== Task details ==
Copy all of the records below verbatim.

== Listed entries ==
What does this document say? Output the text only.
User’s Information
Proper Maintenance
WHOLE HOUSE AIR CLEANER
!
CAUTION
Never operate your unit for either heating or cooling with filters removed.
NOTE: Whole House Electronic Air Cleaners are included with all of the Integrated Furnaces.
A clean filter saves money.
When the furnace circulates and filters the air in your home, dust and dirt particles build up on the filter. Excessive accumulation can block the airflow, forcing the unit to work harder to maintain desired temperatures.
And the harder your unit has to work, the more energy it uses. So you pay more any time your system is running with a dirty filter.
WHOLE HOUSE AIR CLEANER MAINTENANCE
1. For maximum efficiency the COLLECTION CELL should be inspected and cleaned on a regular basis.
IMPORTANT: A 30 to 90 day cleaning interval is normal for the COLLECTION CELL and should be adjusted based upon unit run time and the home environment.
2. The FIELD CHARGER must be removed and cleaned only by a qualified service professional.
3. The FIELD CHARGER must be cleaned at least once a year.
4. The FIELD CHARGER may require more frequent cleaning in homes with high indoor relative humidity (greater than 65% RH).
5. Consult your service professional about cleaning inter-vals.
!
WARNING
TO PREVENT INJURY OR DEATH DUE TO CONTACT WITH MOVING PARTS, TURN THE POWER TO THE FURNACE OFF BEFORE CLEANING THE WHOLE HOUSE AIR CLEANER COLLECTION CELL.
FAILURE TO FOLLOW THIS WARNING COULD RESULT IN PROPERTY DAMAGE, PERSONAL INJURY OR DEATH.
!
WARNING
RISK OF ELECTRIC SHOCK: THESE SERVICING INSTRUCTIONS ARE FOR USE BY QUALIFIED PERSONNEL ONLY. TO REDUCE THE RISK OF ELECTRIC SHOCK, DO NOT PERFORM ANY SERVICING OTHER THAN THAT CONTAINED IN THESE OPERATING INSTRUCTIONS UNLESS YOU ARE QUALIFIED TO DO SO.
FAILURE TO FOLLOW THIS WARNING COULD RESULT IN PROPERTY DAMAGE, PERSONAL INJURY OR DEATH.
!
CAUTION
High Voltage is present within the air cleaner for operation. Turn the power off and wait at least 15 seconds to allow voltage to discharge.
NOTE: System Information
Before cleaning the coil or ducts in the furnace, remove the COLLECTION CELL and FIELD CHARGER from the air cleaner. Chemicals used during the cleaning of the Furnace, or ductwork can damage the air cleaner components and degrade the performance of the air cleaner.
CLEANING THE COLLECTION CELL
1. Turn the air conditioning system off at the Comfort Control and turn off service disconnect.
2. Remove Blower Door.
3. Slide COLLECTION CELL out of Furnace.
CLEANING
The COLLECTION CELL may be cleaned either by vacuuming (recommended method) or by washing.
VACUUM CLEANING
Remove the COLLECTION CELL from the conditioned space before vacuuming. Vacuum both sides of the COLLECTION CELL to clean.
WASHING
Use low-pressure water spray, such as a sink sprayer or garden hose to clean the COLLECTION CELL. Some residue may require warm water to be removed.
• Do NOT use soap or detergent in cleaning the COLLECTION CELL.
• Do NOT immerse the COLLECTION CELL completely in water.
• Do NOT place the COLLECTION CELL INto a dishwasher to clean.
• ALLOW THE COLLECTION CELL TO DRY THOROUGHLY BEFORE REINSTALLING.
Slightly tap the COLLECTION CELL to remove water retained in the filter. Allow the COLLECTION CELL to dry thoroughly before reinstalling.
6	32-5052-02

== Answer for the task ==
What does this document say? Output the text only.
User’s Information
Proper Maintenance
WHOLE HOUSE AIR CLEANER
!
CAUTION
Never operate your unit for either heating or cooling with filters removed.
NOTE: Whole House Electronic Air Cleaners are included with all of the Integrated Furnaces.
A clean filter saves money.
When the furnace circulates and filters the air in your home, dust and dirt particles build up on the filter. Excessive accumulation can block the airflow, forcing the unit to work harder to maintain desired temperatures.
And the harder your unit has to work, the more energy it uses. So you pay more any time your system is running with a dirty filter.
WHOLE HOUSE AIR CLEANER MAINTENANCE
1. For maximum efficiency the COLLECTION CELL should be inspected and cleaned on a regular basis.
IMPORTANT: A 30 to 90 day cleaning interval is normal for the COLLECTION CELL and should be adjusted based upon unit run time and the home environment.
2. The FIELD CHARGER must be removed and cleaned only by a qualified service professional.
3. The FIELD CHARGER must be cleaned at least once a year.
4. The FIELD CHARGER may require more frequent cleaning in homes with high indoor relative humidity (greater than 65% RH).
5. Consult your service professional about cleaning inter-vals.
!
WARNING
TO PREVENT INJURY OR DEATH DUE TO CONTACT WITH MOVING PARTS, TURN THE POWER TO THE FURNACE OFF BEFORE CLEANING THE WHOLE HOUSE AIR CLEANER COLLECTION CELL.
FAILURE TO FOLLOW THIS WARNING COULD RESULT IN PROPERTY DAMAGE, PERSONAL INJURY OR DEATH.
!
WARNING
RISK OF ELECTRIC SHOCK: THESE SERVICING INSTRUCTIONS ARE FOR USE BY QUALIFIED PERSONNEL ONLY. TO REDUCE THE RISK OF ELECTRIC SHOCK, DO NOT PERFORM ANY SERVICING OTHER THAN THAT CONTAINED IN THESE OPERATING INSTRUCTIONS UNLESS YOU ARE QUALIFIED TO DO SO.
FAILURE TO FOLLOW THIS WARNING COULD RESULT IN PROPERTY DAMAGE, PERSONAL INJURY OR DEATH.
!
CAUTION
High Voltage is present within the air cleaner for operation. Turn the power off and wait at least 15 seconds to allow voltage to discharge.
NOTE: System Information
Before cleaning the coil or ducts in the furnace, remove the COLLECTION CELL and FIELD CHARGER from the air cleaner. Chemicals used during the cleaning of the Furnace, or ductwork can damage the air cleaner components and degrade the performance of the air cleaner.
CLEANING THE COLLECTION CELL
1. Turn the air conditioning system off at the Comfort Control and turn off service disconnect.
2. Remove Blower Door.
3. Slide COLLECTION CELL out of Furnace.
CLEANING
The COLLECTION CELL may be cleaned either by vacuuming (recommended method) or by washing.
VACUUM CLEANING
Remove the COLLECTION CELL from the conditioned space before vacuuming. Vacuum both sides of the COLLECTION CELL to clean.
WASHING
Use low-pressure water spray, such as a sink sprayer or garden hose to clean the COLLECTION CELL. Some residue may require warm water to be removed.
• Do NOT use soap or detergent in cleaning the COLLECTION CELL.
• Do NOT immerse the COLLECTION CELL completely in water.
• Do NOT place the COLLECTION CELL INto a dishwasher to clean.
• ALLOW THE COLLECTION CELL TO DRY THOROUGHLY BEFORE REINSTALLING.
Slightly tap the COLLECTION CELL to remove water retained in the filter. Allow the COLLECTION CELL to dry thoroughly before reinstalling.
6	32-5052-02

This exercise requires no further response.